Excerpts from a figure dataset
-- START --
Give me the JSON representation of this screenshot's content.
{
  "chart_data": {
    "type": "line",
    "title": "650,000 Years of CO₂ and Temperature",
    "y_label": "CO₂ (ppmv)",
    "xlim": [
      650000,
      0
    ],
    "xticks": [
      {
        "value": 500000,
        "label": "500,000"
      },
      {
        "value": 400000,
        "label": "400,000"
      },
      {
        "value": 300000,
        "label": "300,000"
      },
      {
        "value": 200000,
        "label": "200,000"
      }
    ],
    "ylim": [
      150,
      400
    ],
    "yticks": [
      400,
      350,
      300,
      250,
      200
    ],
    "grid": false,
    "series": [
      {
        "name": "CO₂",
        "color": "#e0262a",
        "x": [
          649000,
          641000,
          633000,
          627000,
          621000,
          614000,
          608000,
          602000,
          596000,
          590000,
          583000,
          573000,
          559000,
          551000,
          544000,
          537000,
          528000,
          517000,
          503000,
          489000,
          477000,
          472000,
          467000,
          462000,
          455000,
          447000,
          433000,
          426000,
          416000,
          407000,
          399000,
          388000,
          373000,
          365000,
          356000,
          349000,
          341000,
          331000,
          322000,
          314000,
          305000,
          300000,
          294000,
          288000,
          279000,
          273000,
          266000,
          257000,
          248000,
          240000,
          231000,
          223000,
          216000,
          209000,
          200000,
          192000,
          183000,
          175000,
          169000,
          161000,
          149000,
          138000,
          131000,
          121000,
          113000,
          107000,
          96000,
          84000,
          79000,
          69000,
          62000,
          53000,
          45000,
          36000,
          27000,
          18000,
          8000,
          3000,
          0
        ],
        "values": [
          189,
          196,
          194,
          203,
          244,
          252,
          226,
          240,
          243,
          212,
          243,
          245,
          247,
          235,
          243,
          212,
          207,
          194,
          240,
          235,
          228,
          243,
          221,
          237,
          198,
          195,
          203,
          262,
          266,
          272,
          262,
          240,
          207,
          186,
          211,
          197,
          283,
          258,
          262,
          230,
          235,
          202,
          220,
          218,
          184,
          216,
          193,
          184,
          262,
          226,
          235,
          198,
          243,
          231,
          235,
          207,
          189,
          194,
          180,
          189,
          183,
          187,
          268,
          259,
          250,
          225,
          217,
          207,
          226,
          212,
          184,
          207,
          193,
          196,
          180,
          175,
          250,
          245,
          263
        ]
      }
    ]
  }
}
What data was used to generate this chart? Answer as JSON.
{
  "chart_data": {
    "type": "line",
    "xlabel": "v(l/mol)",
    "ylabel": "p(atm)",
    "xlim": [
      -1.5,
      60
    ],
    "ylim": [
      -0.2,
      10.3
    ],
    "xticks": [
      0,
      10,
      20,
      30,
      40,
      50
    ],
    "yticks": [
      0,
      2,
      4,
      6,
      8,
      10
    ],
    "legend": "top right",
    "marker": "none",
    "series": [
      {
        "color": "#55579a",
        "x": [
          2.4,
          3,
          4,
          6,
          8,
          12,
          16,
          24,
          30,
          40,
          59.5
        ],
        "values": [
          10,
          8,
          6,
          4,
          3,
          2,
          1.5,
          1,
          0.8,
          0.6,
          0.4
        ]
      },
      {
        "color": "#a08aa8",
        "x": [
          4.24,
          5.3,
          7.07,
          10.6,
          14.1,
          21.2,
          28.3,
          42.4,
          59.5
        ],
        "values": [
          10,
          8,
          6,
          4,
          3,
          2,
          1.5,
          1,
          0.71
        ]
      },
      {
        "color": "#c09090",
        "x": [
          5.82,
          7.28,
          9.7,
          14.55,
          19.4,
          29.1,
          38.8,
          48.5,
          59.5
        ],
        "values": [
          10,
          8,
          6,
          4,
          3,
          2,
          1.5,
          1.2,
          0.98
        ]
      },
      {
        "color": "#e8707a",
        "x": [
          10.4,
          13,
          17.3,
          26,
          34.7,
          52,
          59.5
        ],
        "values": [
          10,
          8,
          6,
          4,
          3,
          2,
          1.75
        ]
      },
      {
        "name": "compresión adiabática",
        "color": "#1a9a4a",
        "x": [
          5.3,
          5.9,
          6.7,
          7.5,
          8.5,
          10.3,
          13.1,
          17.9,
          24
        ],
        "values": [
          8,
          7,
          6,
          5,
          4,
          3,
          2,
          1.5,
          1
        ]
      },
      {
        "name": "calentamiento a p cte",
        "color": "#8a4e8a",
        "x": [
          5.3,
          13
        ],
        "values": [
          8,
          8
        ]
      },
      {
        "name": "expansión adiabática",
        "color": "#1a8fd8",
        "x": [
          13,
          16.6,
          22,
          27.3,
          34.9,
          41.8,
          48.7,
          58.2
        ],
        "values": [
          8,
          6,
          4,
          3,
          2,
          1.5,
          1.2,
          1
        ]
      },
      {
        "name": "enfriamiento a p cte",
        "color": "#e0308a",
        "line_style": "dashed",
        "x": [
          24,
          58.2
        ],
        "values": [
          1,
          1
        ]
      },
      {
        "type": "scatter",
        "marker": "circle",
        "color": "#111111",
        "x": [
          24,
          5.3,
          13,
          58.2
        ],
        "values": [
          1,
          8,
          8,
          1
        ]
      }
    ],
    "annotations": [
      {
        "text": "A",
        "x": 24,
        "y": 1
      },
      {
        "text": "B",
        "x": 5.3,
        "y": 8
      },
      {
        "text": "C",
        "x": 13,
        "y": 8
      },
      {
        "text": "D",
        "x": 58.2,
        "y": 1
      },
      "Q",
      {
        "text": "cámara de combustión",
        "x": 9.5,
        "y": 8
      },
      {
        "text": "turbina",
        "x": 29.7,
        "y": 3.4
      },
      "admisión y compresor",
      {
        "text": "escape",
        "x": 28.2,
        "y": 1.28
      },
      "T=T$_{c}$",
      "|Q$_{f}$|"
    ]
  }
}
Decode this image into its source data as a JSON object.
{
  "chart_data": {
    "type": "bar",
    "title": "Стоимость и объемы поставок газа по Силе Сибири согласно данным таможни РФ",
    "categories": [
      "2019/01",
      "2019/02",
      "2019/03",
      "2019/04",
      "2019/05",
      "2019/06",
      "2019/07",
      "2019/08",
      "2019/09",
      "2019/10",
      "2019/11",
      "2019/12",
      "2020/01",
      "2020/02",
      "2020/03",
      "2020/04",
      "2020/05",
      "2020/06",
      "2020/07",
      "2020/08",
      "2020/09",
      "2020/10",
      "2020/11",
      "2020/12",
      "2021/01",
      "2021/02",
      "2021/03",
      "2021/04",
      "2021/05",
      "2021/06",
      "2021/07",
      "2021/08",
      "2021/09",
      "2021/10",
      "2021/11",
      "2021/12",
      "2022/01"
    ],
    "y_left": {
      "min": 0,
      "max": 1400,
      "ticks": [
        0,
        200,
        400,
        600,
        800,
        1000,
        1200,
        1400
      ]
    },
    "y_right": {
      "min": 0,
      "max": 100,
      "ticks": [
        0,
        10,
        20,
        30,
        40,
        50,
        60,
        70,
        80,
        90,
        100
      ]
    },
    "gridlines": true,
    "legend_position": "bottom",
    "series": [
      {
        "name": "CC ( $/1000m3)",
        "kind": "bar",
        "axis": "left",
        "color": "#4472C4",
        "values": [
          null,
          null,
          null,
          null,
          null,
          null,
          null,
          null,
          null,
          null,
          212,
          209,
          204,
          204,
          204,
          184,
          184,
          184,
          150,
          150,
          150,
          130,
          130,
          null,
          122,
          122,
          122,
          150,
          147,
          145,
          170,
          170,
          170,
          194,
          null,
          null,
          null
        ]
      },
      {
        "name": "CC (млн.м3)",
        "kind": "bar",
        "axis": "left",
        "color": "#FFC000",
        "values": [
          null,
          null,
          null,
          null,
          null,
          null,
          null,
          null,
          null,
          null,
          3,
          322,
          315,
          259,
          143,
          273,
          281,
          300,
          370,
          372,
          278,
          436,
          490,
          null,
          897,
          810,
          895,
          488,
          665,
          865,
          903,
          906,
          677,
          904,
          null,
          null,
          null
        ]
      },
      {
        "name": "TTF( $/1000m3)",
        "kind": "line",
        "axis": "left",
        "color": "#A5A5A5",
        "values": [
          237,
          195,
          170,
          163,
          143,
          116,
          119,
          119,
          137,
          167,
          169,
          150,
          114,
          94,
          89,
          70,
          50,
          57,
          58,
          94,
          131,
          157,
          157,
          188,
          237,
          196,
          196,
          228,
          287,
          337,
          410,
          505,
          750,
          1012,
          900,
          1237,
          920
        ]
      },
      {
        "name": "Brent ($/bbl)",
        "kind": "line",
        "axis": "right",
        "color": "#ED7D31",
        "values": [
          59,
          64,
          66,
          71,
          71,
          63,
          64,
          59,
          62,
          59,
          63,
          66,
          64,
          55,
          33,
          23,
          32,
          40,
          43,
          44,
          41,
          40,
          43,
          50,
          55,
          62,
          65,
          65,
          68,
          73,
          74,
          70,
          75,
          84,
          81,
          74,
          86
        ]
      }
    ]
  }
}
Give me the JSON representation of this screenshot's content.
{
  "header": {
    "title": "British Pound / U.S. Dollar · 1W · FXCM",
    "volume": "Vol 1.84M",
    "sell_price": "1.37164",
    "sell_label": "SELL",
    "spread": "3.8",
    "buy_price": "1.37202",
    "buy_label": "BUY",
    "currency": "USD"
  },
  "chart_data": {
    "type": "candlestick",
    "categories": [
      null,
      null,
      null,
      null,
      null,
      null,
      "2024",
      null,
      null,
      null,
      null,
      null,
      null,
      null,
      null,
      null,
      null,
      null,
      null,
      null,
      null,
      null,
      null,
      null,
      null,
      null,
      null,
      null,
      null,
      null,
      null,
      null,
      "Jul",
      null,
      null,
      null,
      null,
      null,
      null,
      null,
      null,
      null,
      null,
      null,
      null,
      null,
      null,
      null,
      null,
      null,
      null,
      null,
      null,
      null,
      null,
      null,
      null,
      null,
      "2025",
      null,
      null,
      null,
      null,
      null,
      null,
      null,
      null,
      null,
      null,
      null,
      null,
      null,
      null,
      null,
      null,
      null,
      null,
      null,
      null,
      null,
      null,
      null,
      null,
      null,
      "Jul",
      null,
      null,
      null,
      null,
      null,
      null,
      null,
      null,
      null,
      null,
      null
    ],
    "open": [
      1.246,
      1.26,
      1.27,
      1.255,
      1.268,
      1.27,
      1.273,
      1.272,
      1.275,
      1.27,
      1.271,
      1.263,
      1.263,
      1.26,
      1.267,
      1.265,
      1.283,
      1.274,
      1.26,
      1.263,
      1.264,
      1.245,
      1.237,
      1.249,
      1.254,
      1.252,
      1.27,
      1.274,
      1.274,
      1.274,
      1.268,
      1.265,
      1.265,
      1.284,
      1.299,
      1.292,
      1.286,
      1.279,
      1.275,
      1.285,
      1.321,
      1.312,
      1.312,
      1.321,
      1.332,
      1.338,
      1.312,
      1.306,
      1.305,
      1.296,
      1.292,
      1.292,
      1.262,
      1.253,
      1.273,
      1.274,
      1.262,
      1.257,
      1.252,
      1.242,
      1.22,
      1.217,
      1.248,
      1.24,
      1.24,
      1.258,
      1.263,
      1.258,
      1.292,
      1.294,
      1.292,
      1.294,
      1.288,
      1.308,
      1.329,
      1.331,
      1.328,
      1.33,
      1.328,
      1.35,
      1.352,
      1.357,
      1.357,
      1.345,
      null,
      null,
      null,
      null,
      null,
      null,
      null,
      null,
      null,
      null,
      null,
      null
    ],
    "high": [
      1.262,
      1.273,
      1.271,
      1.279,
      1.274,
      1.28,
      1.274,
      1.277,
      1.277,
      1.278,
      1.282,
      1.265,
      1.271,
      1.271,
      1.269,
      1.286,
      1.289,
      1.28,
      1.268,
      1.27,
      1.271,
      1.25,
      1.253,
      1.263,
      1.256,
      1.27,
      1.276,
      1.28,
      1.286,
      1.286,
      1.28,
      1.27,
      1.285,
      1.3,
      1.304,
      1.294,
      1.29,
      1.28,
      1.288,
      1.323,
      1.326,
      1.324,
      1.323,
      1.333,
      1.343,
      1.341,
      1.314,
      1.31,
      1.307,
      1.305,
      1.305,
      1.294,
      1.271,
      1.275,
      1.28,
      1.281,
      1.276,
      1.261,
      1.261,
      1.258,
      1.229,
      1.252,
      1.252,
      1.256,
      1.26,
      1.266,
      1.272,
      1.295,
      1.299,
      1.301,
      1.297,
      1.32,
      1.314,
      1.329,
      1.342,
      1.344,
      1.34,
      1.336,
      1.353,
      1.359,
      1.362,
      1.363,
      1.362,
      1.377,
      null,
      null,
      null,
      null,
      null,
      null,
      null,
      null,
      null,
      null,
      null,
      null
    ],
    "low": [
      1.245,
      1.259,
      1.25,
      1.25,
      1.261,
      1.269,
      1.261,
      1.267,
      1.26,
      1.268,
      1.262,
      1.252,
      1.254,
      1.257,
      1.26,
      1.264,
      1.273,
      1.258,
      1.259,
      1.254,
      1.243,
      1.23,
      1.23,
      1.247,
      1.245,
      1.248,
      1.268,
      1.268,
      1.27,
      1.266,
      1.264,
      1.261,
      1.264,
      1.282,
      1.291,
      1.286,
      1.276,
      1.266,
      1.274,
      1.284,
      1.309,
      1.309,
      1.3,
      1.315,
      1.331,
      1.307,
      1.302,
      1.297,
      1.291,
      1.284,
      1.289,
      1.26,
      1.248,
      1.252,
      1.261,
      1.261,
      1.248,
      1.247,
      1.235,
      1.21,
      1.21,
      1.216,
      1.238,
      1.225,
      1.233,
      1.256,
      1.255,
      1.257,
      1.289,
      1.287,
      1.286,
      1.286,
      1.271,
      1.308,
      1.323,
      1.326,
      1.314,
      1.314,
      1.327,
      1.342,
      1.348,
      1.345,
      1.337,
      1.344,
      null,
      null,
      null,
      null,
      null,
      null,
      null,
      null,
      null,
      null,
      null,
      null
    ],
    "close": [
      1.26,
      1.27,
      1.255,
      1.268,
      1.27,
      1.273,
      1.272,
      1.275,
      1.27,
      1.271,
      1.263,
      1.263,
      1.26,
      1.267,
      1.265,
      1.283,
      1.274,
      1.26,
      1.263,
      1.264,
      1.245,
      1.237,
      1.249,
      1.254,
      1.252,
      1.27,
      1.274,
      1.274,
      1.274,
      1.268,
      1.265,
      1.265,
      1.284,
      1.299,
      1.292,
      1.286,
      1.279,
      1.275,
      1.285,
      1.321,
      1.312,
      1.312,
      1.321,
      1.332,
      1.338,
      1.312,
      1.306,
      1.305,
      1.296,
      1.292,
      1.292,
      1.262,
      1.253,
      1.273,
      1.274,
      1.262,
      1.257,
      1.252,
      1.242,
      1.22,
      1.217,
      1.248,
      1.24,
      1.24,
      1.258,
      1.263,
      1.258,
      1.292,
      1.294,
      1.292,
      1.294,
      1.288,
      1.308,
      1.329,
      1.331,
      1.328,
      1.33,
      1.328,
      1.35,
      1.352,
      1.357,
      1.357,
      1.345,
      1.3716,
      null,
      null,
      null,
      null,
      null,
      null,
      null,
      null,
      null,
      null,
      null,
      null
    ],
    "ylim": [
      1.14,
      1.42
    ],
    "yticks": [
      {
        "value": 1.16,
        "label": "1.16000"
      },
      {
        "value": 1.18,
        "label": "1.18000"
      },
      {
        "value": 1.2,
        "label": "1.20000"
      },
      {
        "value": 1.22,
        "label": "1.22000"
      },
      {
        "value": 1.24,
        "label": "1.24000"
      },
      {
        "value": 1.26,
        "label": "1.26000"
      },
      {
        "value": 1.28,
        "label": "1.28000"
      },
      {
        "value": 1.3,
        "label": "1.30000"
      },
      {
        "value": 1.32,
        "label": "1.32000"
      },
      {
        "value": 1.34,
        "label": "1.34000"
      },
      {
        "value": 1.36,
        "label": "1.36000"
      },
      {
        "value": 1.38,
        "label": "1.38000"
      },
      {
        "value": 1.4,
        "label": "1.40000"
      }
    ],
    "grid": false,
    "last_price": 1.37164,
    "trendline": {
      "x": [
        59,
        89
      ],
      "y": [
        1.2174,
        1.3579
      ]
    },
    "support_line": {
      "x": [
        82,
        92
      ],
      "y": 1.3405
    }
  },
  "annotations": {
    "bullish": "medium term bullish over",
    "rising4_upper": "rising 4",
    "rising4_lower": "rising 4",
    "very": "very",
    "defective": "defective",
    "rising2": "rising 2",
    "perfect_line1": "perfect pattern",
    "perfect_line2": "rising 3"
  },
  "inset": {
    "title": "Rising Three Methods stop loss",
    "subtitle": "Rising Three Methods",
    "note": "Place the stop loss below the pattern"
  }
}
-- END --
* [What is needed]:
Copy every line of the listing that includes the string "name".

* [Reply]:
        "name": "CO₂",
        "name": "compresión adiabática",
        "name": "calentamiento a p cte",
        "name": "expansión adiabática",
        "name": "enfriamiento a p cte",
        "name": "CC ( $/1000m3)",
        "name": "CC (млн.м3)",
        "name": "TTF( $/1000m3)",
        "name": "Brent ($/bbl)",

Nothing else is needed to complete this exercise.